Records provided

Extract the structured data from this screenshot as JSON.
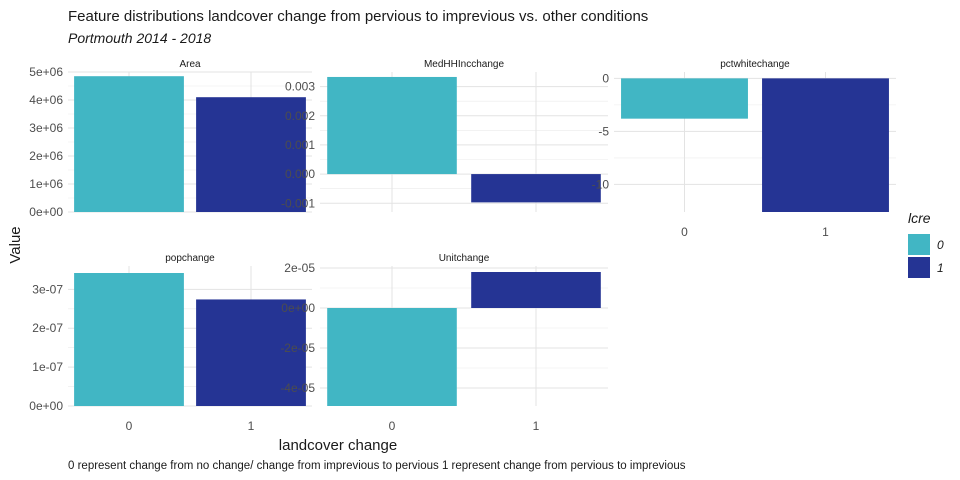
{
  "title": "Feature distributions landcover change from pervious to imprevious vs. other conditions",
  "subtitle": "Portmouth 2014 - 2018",
  "caption": "0 represent change from no change/ change from imprevious to pervious 1 represent change from pervious to imprevious",
  "chart_data": {
    "type": "bar",
    "xlabel": "landcover change",
    "ylabel": "Value",
    "legend": {
      "title": "lcre",
      "position": "right",
      "entries": [
        {
          "label": "0",
          "color": "#41B6C4"
        },
        {
          "label": "1",
          "color": "#253494"
        }
      ]
    },
    "grid": true,
    "categories": [
      "0",
      "1"
    ],
    "facets": [
      {
        "name": "Area",
        "values": [
          4850000,
          4100000
        ],
        "ylim": [
          0,
          5000000
        ],
        "ticks": [
          0,
          1000000,
          2000000,
          3000000,
          4000000,
          5000000
        ],
        "tick_labels": [
          "0e+00",
          "1e+06",
          "2e+06",
          "3e+06",
          "4e+06",
          "5e+06"
        ]
      },
      {
        "name": "MedHHIncchange",
        "values": [
          0.00333,
          -0.00097
        ],
        "ylim": [
          -0.0013,
          0.0035
        ],
        "ticks": [
          -0.001,
          0.0,
          0.001,
          0.002,
          0.003
        ],
        "tick_labels": [
          "-0.001",
          "0.000",
          "0.001",
          "0.002",
          "0.003"
        ]
      },
      {
        "name": "pctwhitechange",
        "values": [
          -3.8,
          -12.6
        ],
        "ylim": [
          -12.6,
          0.6
        ],
        "ticks": [
          -10,
          -5,
          0
        ],
        "tick_labels": [
          "-10",
          "-5",
          "0"
        ]
      },
      {
        "name": "popchange",
        "values": [
          3.42e-07,
          2.74e-07
        ],
        "ylim": [
          0,
          3.6e-07
        ],
        "ticks": [
          0,
          1e-07,
          2e-07,
          3e-07
        ],
        "tick_labels": [
          "0e+00",
          "1e-07",
          "2e-07",
          "3e-07"
        ]
      },
      {
        "name": "Unitchange",
        "values": [
          -4.9e-05,
          1.8e-05
        ],
        "ylim": [
          -4.9e-05,
          2.1e-05
        ],
        "ticks": [
          -4e-05,
          -2e-05,
          0,
          2e-05
        ],
        "tick_labels": [
          "-4e-05",
          "-2e-05",
          "0e+00",
          "2e-05"
        ]
      }
    ]
  }
}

Task statement
Retype everything in the material word for word, minus pictures.

Complete response
Extract the structured data from this screenshot as JSON.
{
  "title": "Feature distributions landcover change from pervious to imprevious vs. other conditions",
  "subtitle": "Portmouth 2014 - 2018",
  "caption": "0 represent change from no change/ change from imprevious to pervious 1 represent change from pervious to imprevious",
  "chart_data": {
    "type": "bar",
    "xlabel": "landcover change",
    "ylabel": "Value",
    "legend": {
      "title": "lcre",
      "position": "right",
      "entries": [
        {
          "label": "0",
          "color": "#41B6C4"
        },
        {
          "label": "1",
          "color": "#253494"
        }
      ]
    },
    "grid": true,
    "categories": [
      "0",
      "1"
    ],
    "facets": [
      {
        "name": "Area",
        "values": [
          4850000,
          4100000
        ],
        "ylim": [
          0,
          5000000
        ],
        "ticks": [
          0,
          1000000,
          2000000,
          3000000,
          4000000,
          5000000
        ],
        "tick_labels": [
          "0e+00",
          "1e+06",
          "2e+06",
          "3e+06",
          "4e+06",
          "5e+06"
        ]
      },
      {
        "name": "MedHHIncchange",
        "values": [
          0.00333,
          -0.00097
        ],
        "ylim": [
          -0.0013,
          0.0035
        ],
        "ticks": [
          -0.001,
          0.0,
          0.001,
          0.002,
          0.003
        ],
        "tick_labels": [
          "-0.001",
          "0.000",
          "0.001",
          "0.002",
          "0.003"
        ]
      },
      {
        "name": "pctwhitechange",
        "values": [
          -3.8,
          -12.6
        ],
        "ylim": [
          -12.6,
          0.6
        ],
        "ticks": [
          -10,
          -5,
          0
        ],
        "tick_labels": [
          "-10",
          "-5",
          "0"
        ]
      },
      {
        "name": "popchange",
        "values": [
          3.42e-07,
          2.74e-07
        ],
        "ylim": [
          0,
          3.6e-07
        ],
        "ticks": [
          0,
          1e-07,
          2e-07,
          3e-07
        ],
        "tick_labels": [
          "0e+00",
          "1e-07",
          "2e-07",
          "3e-07"
        ]
      },
      {
        "name": "Unitchange",
        "values": [
          -4.9e-05,
          1.8e-05
        ],
        "ylim": [
          -4.9e-05,
          2.1e-05
        ],
        "ticks": [
          -4e-05,
          -2e-05,
          0,
          2e-05
        ],
        "tick_labels": [
          "-4e-05",
          "-2e-05",
          "0e+00",
          "2e-05"
        ]
      }
    ]
  }
}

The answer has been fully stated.